## Text passage
--- START ---

Ideally, this would work on any old phone. Realistically, this would be
vertically integrated - you'd get to pick the phone, and the printing format
for the page containing the data. From the specs and the initial discussions
I've had with companies in the field, the speed of light for 2D bar codes is
about 3mb per page (Data Matrix) and the choke point is mobile phone camera
quality, particularly focal length issues (can't focus properly on the close
page.)

Approaches: using better phones, deconvolution algorithms, c'mon guys, you
know how to fix this.

After that, there's some extremely simple large scale database stuff which
looks, to my eye at least, to be a natural fit for REST.

Basically:

Yank data off the page

think about it

do stuff over GPRS/3G or - ugh - SMS (yeah... SMS out, SMS back... terse data
formats.)

Done.

Nothing about this is difficult. The crypto fits in just to ensure data
integrity - make sure that the bar codes haven't been damaged, or that the
data on the bar codes isn't stale.

Ok? Enough here to be going on with? Do we need to belabor the point further?
For the right team, __assuming __the deal comes through, this would be an easy
gig.

--- END ---

## Actions to take
1. Reproduce the bar code passage word for word, beginning at "Nothing about this" and ending after "the point further?".
2. Pick up the bar code passage after its last sentence and continue writing it.

## Data records
--- START ---

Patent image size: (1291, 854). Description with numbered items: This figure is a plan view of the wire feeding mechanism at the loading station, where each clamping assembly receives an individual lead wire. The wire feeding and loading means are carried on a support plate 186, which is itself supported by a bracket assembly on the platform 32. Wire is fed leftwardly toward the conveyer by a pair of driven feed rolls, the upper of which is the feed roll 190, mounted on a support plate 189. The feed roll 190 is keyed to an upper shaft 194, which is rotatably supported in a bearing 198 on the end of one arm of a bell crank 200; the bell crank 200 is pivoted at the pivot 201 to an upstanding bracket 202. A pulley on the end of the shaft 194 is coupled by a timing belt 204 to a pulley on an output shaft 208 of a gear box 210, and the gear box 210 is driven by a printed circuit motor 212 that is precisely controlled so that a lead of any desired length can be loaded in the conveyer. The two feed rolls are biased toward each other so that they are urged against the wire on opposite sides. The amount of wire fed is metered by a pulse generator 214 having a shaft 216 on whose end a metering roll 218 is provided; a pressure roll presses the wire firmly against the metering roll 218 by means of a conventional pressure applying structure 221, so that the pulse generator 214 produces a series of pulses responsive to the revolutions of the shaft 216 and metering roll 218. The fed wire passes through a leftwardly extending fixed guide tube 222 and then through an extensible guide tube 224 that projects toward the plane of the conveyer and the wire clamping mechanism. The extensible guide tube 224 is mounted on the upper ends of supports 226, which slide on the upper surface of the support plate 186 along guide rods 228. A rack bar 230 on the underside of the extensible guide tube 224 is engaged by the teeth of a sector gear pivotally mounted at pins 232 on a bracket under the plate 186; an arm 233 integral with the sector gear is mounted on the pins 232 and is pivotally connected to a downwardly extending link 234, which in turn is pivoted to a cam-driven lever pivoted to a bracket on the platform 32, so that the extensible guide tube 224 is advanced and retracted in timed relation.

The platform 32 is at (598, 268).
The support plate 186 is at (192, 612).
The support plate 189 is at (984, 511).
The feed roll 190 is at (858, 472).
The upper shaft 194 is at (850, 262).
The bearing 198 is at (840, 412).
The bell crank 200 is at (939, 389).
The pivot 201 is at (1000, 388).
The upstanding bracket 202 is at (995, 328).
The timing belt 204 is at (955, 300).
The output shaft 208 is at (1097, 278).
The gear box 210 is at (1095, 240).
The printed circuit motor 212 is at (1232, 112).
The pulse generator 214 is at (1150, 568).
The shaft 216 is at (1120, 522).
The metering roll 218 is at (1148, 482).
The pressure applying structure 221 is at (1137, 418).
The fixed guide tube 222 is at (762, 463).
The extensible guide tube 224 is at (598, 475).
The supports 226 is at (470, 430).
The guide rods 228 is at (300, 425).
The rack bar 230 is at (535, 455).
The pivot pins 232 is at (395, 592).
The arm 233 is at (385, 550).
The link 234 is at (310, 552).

--- END ---

## Results of the tasks
1.
Nothing about this is difficult. The crypto fits in just to ensure data
integrity - make sure that the bar codes haven't been damaged, or that the
data on the bar codes isn't stale.

Ok? Enough here to be going on with? Do we need to belabor the point further?

2.
If it doesn't, there's no gig, no client, no business, even if I disclosed the
rest of the pieces here. So it's a potential and there's not much you can do
to make it happen or not. But if it does come through, first plausible team
might make a pretty good living for a few months and possibly be left with a
viable company at the end of it. Can't promise more than that. In terms of IP,
there would be full disclosure, no NDAs, no patents on my work as I described.
There could be competition, although probably not, and for other reasons I'm
not simply posting the whole damn design on the internet (more on that angle
later.)

Ok, done. Nothing more I can think of to tell you, please ask more questions
either here or by email.

Vinay

------
zkinion
The more you say in here, the better chance you have of finding a person.
Pitch something.